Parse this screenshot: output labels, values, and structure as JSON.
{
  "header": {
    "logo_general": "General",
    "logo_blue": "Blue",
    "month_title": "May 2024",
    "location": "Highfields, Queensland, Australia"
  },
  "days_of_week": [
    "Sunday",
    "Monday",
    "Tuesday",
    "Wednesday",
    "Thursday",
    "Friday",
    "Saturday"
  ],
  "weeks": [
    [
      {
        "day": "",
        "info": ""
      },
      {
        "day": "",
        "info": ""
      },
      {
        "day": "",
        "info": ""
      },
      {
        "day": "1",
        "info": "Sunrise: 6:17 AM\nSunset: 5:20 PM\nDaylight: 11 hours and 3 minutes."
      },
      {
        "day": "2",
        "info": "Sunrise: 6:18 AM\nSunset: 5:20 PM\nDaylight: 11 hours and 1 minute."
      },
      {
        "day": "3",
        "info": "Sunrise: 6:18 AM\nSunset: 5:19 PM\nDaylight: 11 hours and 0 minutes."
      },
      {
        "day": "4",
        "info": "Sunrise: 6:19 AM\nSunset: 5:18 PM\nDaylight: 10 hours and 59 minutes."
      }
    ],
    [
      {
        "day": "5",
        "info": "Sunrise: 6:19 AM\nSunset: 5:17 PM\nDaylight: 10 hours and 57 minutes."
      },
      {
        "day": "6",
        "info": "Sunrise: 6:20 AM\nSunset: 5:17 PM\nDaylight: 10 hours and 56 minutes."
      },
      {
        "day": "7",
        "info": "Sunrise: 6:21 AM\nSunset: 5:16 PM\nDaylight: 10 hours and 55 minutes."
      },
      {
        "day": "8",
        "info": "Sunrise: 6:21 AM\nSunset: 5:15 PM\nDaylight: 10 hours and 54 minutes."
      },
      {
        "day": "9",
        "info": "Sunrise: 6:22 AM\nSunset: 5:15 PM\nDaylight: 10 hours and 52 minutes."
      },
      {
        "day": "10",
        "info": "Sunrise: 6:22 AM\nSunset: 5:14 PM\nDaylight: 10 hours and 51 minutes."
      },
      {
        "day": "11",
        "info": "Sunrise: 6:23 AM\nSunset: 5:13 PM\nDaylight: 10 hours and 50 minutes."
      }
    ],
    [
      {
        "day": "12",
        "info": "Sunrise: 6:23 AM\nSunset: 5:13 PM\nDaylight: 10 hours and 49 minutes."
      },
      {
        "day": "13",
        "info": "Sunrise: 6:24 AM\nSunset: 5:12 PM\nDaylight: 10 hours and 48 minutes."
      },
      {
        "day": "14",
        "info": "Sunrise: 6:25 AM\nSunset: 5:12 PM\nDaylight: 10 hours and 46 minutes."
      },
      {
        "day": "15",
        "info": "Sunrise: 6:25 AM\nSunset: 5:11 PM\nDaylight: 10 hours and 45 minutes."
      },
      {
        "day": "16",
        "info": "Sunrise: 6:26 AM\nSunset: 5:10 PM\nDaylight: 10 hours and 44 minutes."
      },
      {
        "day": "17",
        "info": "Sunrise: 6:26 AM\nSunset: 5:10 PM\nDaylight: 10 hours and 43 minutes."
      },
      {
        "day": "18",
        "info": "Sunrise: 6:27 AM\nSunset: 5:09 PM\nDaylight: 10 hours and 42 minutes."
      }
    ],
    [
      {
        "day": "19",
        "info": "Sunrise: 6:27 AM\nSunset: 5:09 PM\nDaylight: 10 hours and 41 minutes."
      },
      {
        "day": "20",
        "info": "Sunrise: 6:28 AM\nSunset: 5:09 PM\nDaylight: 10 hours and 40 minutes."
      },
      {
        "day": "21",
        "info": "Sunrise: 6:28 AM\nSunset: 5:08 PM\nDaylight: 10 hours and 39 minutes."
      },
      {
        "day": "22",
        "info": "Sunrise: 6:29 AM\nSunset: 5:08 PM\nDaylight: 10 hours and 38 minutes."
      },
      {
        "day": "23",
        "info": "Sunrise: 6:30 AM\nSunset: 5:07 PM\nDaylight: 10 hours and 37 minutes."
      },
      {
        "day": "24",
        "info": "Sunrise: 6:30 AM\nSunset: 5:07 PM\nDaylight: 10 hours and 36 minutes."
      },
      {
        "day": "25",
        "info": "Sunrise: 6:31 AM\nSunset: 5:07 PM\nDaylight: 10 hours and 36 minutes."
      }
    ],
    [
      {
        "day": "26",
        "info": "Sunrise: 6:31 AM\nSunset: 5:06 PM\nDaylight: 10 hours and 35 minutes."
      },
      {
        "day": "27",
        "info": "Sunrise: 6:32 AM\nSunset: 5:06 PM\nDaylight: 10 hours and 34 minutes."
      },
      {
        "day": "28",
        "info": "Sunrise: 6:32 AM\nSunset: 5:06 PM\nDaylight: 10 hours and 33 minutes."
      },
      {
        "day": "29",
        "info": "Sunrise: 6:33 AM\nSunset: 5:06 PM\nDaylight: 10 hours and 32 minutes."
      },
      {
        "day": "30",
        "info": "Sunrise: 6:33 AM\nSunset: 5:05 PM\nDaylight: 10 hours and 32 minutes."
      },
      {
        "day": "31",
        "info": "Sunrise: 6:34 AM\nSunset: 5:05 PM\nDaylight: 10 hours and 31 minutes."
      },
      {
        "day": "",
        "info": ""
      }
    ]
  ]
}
==============================
▶ WHAT IS EXPECTED
Above are the records; retype them all without a single difference.

▶ WRITTEN SOLUTION
Parse this screenshot: output labels, values, and structure as JSON.
{
  "header": {
    "logo_general": "General",
    "logo_blue": "Blue",
    "month_title": "May 2024",
    "location": "Highfields, Queensland, Australia"
  },
  "days_of_week": [
    "Sunday",
    "Monday",
    "Tuesday",
    "Wednesday",
    "Thursday",
    "Friday",
    "Saturday"
  ],
  "weeks": [
    [
      {
        "day": "",
        "info": ""
      },
      {
        "day": "",
        "info": ""
      },
      {
        "day": "",
        "info": ""
      },
      {
        "day": "1",
        "info": "Sunrise: 6:17 AM\nSunset: 5:20 PM\nDaylight: 11 hours and 3 minutes."
      },
      {
        "day": "2",
        "info": "Sunrise: 6:18 AM\nSunset: 5:20 PM\nDaylight: 11 hours and 1 minute."
      },
      {
        "day": "3",
        "info": "Sunrise: 6:18 AM\nSunset: 5:19 PM\nDaylight: 11 hours and 0 minutes."
      },
      {
        "day": "4",
        "info": "Sunrise: 6:19 AM\nSunset: 5:18 PM\nDaylight: 10 hours and 59 minutes."
      }
    ],
    [
      {
        "day": "5",
        "info": "Sunrise: 6:19 AM\nSunset: 5:17 PM\nDaylight: 10 hours and 57 minutes."
      },
      {
        "day": "6",
        "info": "Sunrise: 6:20 AM\nSunset: 5:17 PM\nDaylight: 10 hours and 56 minutes."
      },
      {
        "day": "7",
        "info": "Sunrise: 6:21 AM\nSunset: 5:16 PM\nDaylight: 10 hours and 55 minutes."
      },
      {
        "day": "8",
        "info": "Sunrise: 6:21 AM\nSunset: 5:15 PM\nDaylight: 10 hours and 54 minutes."
      },
      {
        "day": "9",
        "info": "Sunrise: 6:22 AM\nSunset: 5:15 PM\nDaylight: 10 hours and 52 minutes."
      },
      {
        "day": "10",
        "info": "Sunrise: 6:22 AM\nSunset: 5:14 PM\nDaylight: 10 hours and 51 minutes."
      },
      {
        "day": "11",
        "info": "Sunrise: 6:23 AM\nSunset: 5:13 PM\nDaylight: 10 hours and 50 minutes."
      }
    ],
    [
      {
        "day": "12",
        "info": "Sunrise: 6:23 AM\nSunset: 5:13 PM\nDaylight: 10 hours and 49 minutes."
      },
      {
        "day": "13",
        "info": "Sunrise: 6:24 AM\nSunset: 5:12 PM\nDaylight: 10 hours and 48 minutes."
      },
      {
        "day": "14",
        "info": "Sunrise: 6:25 AM\nSunset: 5:12 PM\nDaylight: 10 hours and 46 minutes."
      },
      {
        "day": "15",
        "info": "Sunrise: 6:25 AM\nSunset: 5:11 PM\nDaylight: 10 hours and 45 minutes."
      },
      {
        "day": "16",
        "info": "Sunrise: 6:26 AM\nSunset: 5:10 PM\nDaylight: 10 hours and 44 minutes."
      },
      {
        "day": "17",
        "info": "Sunrise: 6:26 AM\nSunset: 5:10 PM\nDaylight: 10 hours and 43 minutes."
      },
      {
        "day": "18",
        "info": "Sunrise: 6:27 AM\nSunset: 5:09 PM\nDaylight: 10 hours and 42 minutes."
      }
    ],
    [
      {
        "day": "19",
        "info": "Sunrise: 6:27 AM\nSunset: 5:09 PM\nDaylight: 10 hours and 41 minutes."
      },
      {
        "day": "20",
        "info": "Sunrise: 6:28 AM\nSunset: 5:09 PM\nDaylight: 10 hours and 40 minutes."
      },
      {
        "day": "21",
        "info": "Sunrise: 6:28 AM\nSunset: 5:08 PM\nDaylight: 10 hours and 39 minutes."
      },
      {
        "day": "22",
        "info": "Sunrise: 6:29 AM\nSunset: 5:08 PM\nDaylight: 10 hours and 38 minutes."
      },
      {
        "day": "23",
        "info": "Sunrise: 6:30 AM\nSunset: 5:07 PM\nDaylight: 10 hours and 37 minutes."
      },
      {
        "day": "24",
        "info": "Sunrise: 6:30 AM\nSunset: 5:07 PM\nDaylight: 10 hours and 36 minutes."
      },
      {
        "day": "25",
        "info": "Sunrise: 6:31 AM\nSunset: 5:07 PM\nDaylight: 10 hours and 36 minutes."
      }
    ],
    [
      {
        "day": "26",
        "info": "Sunrise: 6:31 AM\nSunset: 5:06 PM\nDaylight: 10 hours and 35 minutes."
      },
      {
        "day": "27",
        "info": "Sunrise: 6:32 AM\nSunset: 5:06 PM\nDaylight: 10 hours and 34 minutes."
      },
      {
        "day": "28",
        "info": "Sunrise: 6:32 AM\nSunset: 5:06 PM\nDaylight: 10 hours and 33 minutes."
      },
      {
        "day": "29",
        "info": "Sunrise: 6:33 AM\nSunset: 5:06 PM\nDaylight: 10 hours and 32 minutes."
      },
      {
        "day": "30",
        "info": "Sunrise: 6:33 AM\nSunset: 5:05 PM\nDaylight: 10 hours and 32 minutes."
      },
      {
        "day": "31",
        "info": "Sunrise: 6:34 AM\nSunset: 5:05 PM\nDaylight: 10 hours and 31 minutes."
      },
      {
        "day": "",
        "info": ""
      }
    ]
  ]
}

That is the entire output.